> _What is needed_: Reproduce all the entries exactly.
>> Begin Provided material
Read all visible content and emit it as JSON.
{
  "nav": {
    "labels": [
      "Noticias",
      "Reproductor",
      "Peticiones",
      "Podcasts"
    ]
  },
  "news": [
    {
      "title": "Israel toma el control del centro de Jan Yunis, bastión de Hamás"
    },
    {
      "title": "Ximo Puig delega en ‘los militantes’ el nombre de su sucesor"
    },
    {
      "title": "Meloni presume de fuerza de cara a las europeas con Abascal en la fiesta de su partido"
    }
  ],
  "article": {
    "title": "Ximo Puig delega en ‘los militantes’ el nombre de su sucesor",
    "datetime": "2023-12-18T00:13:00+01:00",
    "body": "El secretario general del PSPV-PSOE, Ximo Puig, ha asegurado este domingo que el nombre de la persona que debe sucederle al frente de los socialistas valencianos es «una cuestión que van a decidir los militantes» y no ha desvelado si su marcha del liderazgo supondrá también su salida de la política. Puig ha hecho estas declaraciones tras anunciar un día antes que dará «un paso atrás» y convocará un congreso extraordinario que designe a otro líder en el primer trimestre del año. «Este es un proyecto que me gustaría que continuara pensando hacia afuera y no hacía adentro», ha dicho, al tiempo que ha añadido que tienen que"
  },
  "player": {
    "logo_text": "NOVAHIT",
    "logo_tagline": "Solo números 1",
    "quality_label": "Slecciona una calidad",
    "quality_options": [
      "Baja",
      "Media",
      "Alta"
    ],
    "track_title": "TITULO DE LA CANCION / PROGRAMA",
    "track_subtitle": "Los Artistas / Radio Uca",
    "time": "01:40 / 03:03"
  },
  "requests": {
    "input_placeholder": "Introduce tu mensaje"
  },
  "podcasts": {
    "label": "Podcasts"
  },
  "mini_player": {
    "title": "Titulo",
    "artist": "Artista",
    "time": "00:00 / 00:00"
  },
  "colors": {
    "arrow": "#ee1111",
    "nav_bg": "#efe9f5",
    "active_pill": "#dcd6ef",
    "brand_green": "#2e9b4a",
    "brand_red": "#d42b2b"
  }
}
>> End Provided material
> _Result for this exercise_:
Read all visible content and emit it as JSON.
{
  "nav": {
    "labels": [
      "Noticias",
      "Reproductor",
      "Peticiones",
      "Podcasts"
    ]
  },
  "news": [
    {
      "title": "Israel toma el control del centro de Jan Yunis, bastión de Hamás"
    },
    {
      "title": "Ximo Puig delega en ‘los militantes’ el nombre de su sucesor"
    },
    {
      "title": "Meloni presume de fuerza de cara a las europeas con Abascal en la fiesta de su partido"
    }
  ],
  "article": {
    "title": "Ximo Puig delega en ‘los militantes’ el nombre de su sucesor",
    "datetime": "2023-12-18T00:13:00+01:00",
    "body": "El secretario general del PSPV-PSOE, Ximo Puig, ha asegurado este domingo que el nombre de la persona que debe sucederle al frente de los socialistas valencianos es «una cuestión que van a decidir los militantes» y no ha desvelado si su marcha del liderazgo supondrá también su salida de la política. Puig ha hecho estas declaraciones tras anunciar un día antes que dará «un paso atrás» y convocará un congreso extraordinario que designe a otro líder en el primer trimestre del año. «Este es un proyecto que me gustaría que continuara pensando hacia afuera y no hacía adentro», ha dicho, al tiempo que ha añadido que tienen que"
  },
  "player": {
    "logo_text": "NOVAHIT",
    "logo_tagline": "Solo números 1",
    "quality_label": "Slecciona una calidad",
    "quality_options": [
      "Baja",
      "Media",
      "Alta"
    ],
    "track_title": "TITULO DE LA CANCION / PROGRAMA",
    "track_subtitle": "Los Artistas / Radio Uca",
    "time": "01:40 / 03:03"
  },
  "requests": {
    "input_placeholder": "Introduce tu mensaje"
  },
  "podcasts": {
    "label": "Podcasts"
  },
  "mini_player": {
    "title": "Titulo",
    "artist": "Artista",
    "time": "00:00 / 00:00"
  },
  "colors": {
    "arrow": "#ee1111",
    "nav_bg": "#efe9f5",
    "active_pill": "#dcd6ef",
    "brand_green": "#2e9b4a",
    "brand_red": "#d42b2b"
  }
}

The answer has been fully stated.